# WHAT TO WORK ON
Drop every picture and give the entries back exactly.

## Start RECORDS SUPPLIED

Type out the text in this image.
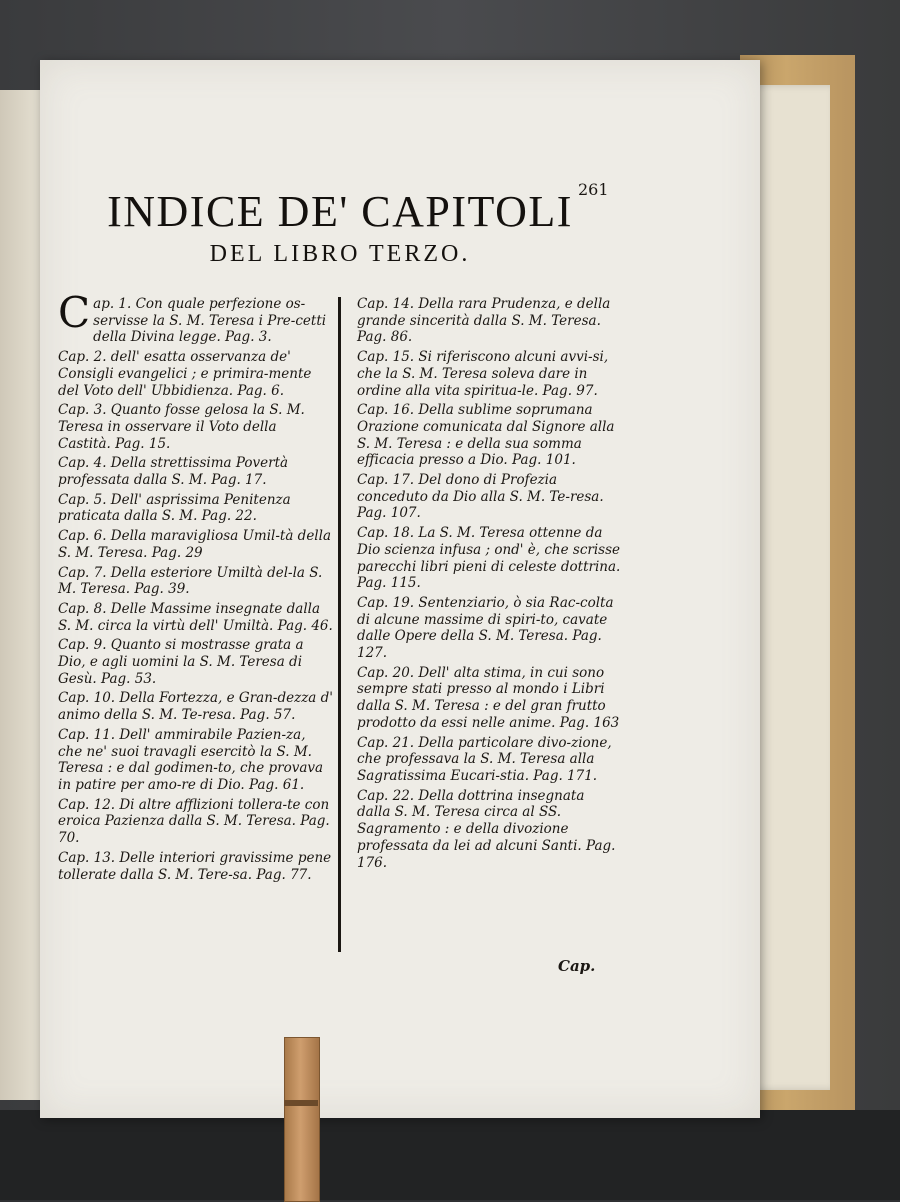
261
INDICE DE' CAPITOLI
DEL LIBRO TERZO.
Cap. 1. Con quale perfezione os-servisse la S. M. Teresa i Pre-cetti della Divina legge. Pag. 3.
Cap. 2. dell' esatta osservanza de' Consigli evangelici ; e primira-mente del Voto dell' Ubbidienza. Pag. 6.
Cap. 3. Quanto fosse gelosa la S. M. Teresa in osservare il Voto della Castità. Pag. 15.
Cap. 4. Della strettissima Povertà professata dalla S. M. Pag. 17.
Cap. 5. Dell' asprissima Penitenza praticata dalla S. M. Pag. 22.
Cap. 6. Della maravigliosa Umil-tà della S. M. Teresa. Pag. 29
Cap. 7. Della esteriore Umiltà del-la S. M. Teresa. Pag. 39.
Cap. 8. Delle Massime insegnate dalla S. M. circa la virtù dell' Umiltà. Pag. 46.
Cap. 9. Quanto si mostrasse grata a Dio, e agli uomini la S. M. Teresa di Gesù. Pag. 53.
Cap. 10. Della Fortezza, e Gran-dezza d' animo della S. M. Te-resa. Pag. 57.
Cap. 11. Dell' ammirabile Pazien-za, che ne' suoi travagli esercitò la S. M. Teresa : e dal godimen-to, che provava in patire per amo-re di Dio. Pag. 61.
Cap. 12. Di altre afflizioni tollera-te con eroica Pazienza dalla S. M. Teresa. Pag. 70.
Cap. 13. Delle interiori gravissime pene tollerate dalla S. M. Tere-sa. Pag. 77.
Cap. 14. Della rara Prudenza, e della grande sincerità dalla S. M. Teresa. Pag. 86.
Cap. 15. Si riferiscono alcuni avvi-si, che la S. M. Teresa soleva dare in ordine alla vita spiritua-le. Pag. 97.
Cap. 16. Della sublime soprumana Orazione comunicata dal Signore alla S. M. Teresa : e della sua somma efficacia presso a Dio. Pag. 101.
Cap. 17. Del dono di Profezia conceduto da Dio alla S. M. Te-resa. Pag. 107.
Cap. 18. La S. M. Teresa ottenne da Dio scienza infusa ; ond' è, che scrisse parecchi libri pieni di celeste dottrina. Pag. 115.
Cap. 19. Sentenziario, ò sia Rac-colta di alcune massime di spiri-to, cavate dalle Opere della S. M. Teresa. Pag. 127.
Cap. 20. Dell' alta stima, in cui sono sempre stati presso al mondo i Libri dalla S. M. Teresa : e del gran frutto prodotto da essi nelle anime. Pag. 163
Cap. 21. Della particolare divo-zione, che professava la S. M. Teresa alla Sagratissima Eucari-stia. Pag. 171.
Cap. 22. Della dottrina insegnata dalla S. M. Teresa circa al SS. Sagramento : e della divozione professata da lei ad alcuni Santi. Pag. 176.
Cap.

## End RECORDS SUPPLIED

# COMPLETED EXERCISE
Type out the text in this image.
261
INDICE DE' CAPITOLI
DEL LIBRO TERZO.
Cap. 1. Con quale perfezione os-servisse la S. M. Teresa i Pre-cetti della Divina legge. Pag. 3.
Cap. 2. dell' esatta osservanza de' Consigli evangelici ; e primira-mente del Voto dell' Ubbidienza. Pag. 6.
Cap. 3. Quanto fosse gelosa la S. M. Teresa in osservare il Voto della Castità. Pag. 15.
Cap. 4. Della strettissima Povertà professata dalla S. M. Pag. 17.
Cap. 5. Dell' asprissima Penitenza praticata dalla S. M. Pag. 22.
Cap. 6. Della maravigliosa Umil-tà della S. M. Teresa. Pag. 29
Cap. 7. Della esteriore Umiltà del-la S. M. Teresa. Pag. 39.
Cap. 8. Delle Massime insegnate dalla S. M. circa la virtù dell' Umiltà. Pag. 46.
Cap. 9. Quanto si mostrasse grata a Dio, e agli uomini la S. M. Teresa di Gesù. Pag. 53.
Cap. 10. Della Fortezza, e Gran-dezza d' animo della S. M. Te-resa. Pag. 57.
Cap. 11. Dell' ammirabile Pazien-za, che ne' suoi travagli esercitò la S. M. Teresa : e dal godimen-to, che provava in patire per amo-re di Dio. Pag. 61.
Cap. 12. Di altre afflizioni tollera-te con eroica Pazienza dalla S. M. Teresa. Pag. 70.
Cap. 13. Delle interiori gravissime pene tollerate dalla S. M. Tere-sa. Pag. 77.
Cap. 14. Della rara Prudenza, e della grande sincerità dalla S. M. Teresa. Pag. 86.
Cap. 15. Si riferiscono alcuni avvi-si, che la S. M. Teresa soleva dare in ordine alla vita spiritua-le. Pag. 97.
Cap. 16. Della sublime soprumana Orazione comunicata dal Signore alla S. M. Teresa : e della sua somma efficacia presso a Dio. Pag. 101.
Cap. 17. Del dono di Profezia conceduto da Dio alla S. M. Te-resa. Pag. 107.
Cap. 18. La S. M. Teresa ottenne da Dio scienza infusa ; ond' è, che scrisse parecchi libri pieni di celeste dottrina. Pag. 115.
Cap. 19. Sentenziario, ò sia Rac-colta di alcune massime di spiri-to, cavate dalle Opere della S. M. Teresa. Pag. 127.
Cap. 20. Dell' alta stima, in cui sono sempre stati presso al mondo i Libri dalla S. M. Teresa : e del gran frutto prodotto da essi nelle anime. Pag. 163
Cap. 21. Della particolare divo-zione, che professava la S. M. Teresa alla Sagratissima Eucari-stia. Pag. 171.
Cap. 22. Della dottrina insegnata dalla S. M. Teresa circa al SS. Sagramento : e della divozione professata da lei ad alcuni Santi. Pag. 176.
Cap.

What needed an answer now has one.